[WHAT YOU NEED TO DO] Transcribe each of the records below exactly, excluding all pictures.
--- start ---
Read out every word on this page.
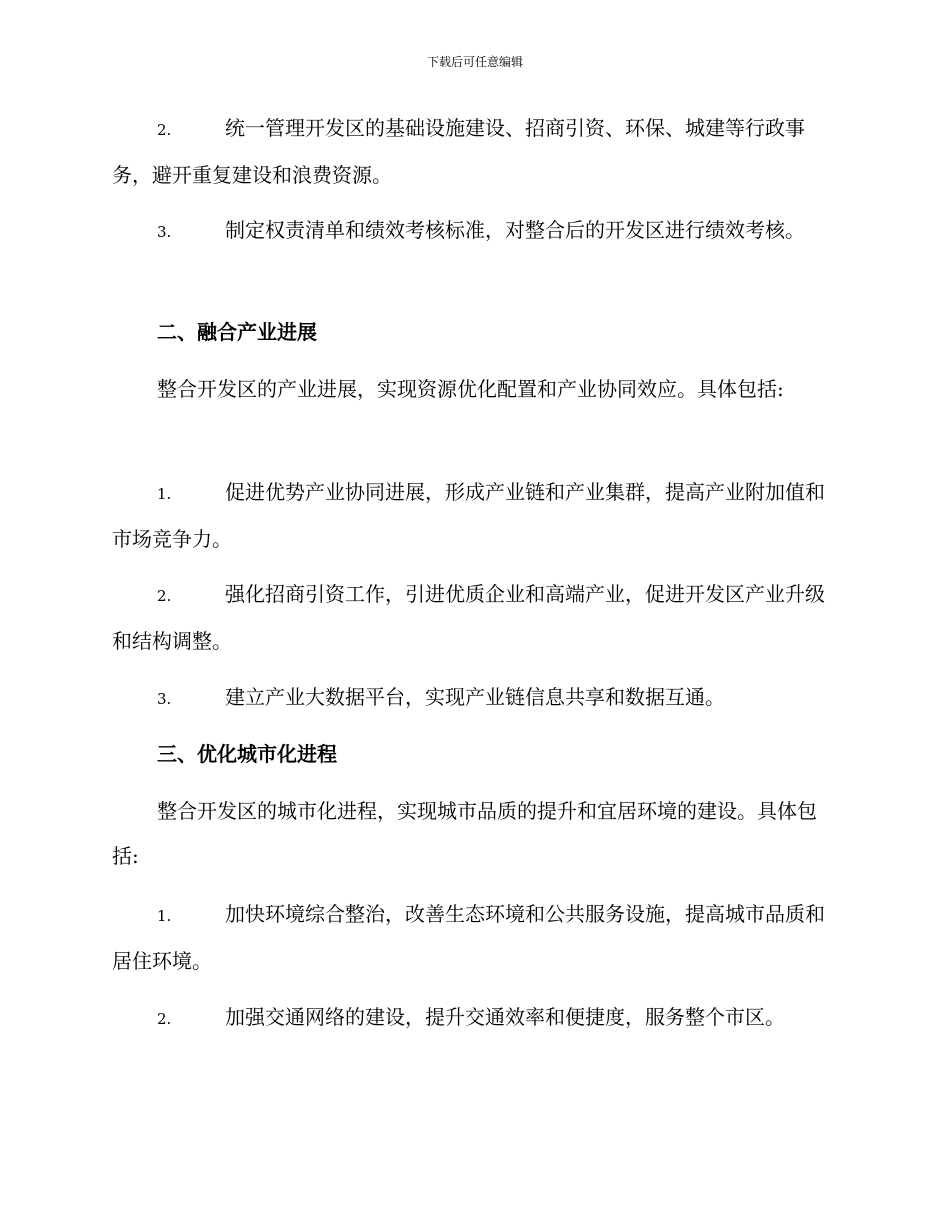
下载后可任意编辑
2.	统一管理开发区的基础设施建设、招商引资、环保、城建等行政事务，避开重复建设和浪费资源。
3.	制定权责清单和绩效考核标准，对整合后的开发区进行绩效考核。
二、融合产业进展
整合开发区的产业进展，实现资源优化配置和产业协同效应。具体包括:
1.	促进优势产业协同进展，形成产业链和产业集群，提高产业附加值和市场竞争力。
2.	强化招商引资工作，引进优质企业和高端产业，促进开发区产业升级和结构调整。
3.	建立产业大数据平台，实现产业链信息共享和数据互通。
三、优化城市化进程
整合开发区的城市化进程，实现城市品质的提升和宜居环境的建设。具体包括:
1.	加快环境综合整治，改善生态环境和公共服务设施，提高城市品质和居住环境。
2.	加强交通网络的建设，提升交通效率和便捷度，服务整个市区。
--- end ---
[ANSWER TO THIS TASK]
Read out every word on this page.
下载后可任意编辑
2.	统一管理开发区的基础设施建设、招商引资、环保、城建等行政事务，避开重复建设和浪费资源。
3.	制定权责清单和绩效考核标准，对整合后的开发区进行绩效考核。
二、融合产业进展
整合开发区的产业进展，实现资源优化配置和产业协同效应。具体包括:
1.	促进优势产业协同进展，形成产业链和产业集群，提高产业附加值和市场竞争力。
2.	强化招商引资工作，引进优质企业和高端产业，促进开发区产业升级和结构调整。
3.	建立产业大数据平台，实现产业链信息共享和数据互通。
三、优化城市化进程
整合开发区的城市化进程，实现城市品质的提升和宜居环境的建设。具体包括:
1.	加快环境综合整治，改善生态环境和公共服务设施，提高城市品质和居住环境。
2.	加强交通网络的建设，提升交通效率和便捷度，服务整个市区。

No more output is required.